Instructions for the task: Extract each line of the records below that contains the word "Toán".

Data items
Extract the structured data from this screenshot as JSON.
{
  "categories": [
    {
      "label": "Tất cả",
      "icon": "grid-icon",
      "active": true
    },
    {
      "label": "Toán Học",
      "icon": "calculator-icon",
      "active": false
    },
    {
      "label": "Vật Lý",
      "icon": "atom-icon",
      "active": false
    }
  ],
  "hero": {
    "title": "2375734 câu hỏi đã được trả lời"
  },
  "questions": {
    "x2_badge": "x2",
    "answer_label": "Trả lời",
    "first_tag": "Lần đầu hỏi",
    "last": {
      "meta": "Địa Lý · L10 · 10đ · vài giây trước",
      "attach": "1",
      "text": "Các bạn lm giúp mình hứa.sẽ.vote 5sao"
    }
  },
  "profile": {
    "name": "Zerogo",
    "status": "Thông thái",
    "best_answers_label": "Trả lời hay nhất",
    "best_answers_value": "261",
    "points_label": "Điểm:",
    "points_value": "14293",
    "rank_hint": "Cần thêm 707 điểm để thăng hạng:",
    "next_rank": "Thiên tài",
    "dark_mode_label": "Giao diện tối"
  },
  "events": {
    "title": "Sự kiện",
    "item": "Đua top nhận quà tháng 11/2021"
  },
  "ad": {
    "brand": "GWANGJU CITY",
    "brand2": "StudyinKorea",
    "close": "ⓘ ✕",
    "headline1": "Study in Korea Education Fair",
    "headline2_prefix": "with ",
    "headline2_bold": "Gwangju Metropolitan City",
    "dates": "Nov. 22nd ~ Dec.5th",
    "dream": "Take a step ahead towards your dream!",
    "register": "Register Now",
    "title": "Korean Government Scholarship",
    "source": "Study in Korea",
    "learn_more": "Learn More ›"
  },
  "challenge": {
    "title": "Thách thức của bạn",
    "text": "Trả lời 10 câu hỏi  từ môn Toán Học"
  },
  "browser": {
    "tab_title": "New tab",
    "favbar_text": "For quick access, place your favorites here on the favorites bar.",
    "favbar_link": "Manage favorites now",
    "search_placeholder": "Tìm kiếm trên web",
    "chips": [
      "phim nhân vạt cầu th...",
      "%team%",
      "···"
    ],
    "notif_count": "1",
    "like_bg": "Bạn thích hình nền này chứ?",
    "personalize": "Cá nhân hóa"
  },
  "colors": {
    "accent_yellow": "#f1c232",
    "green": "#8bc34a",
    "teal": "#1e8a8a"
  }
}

The result:
      "label": "Toán Học",
    "text": "Trả lời 10 câu hỏi  từ môn Toán Học"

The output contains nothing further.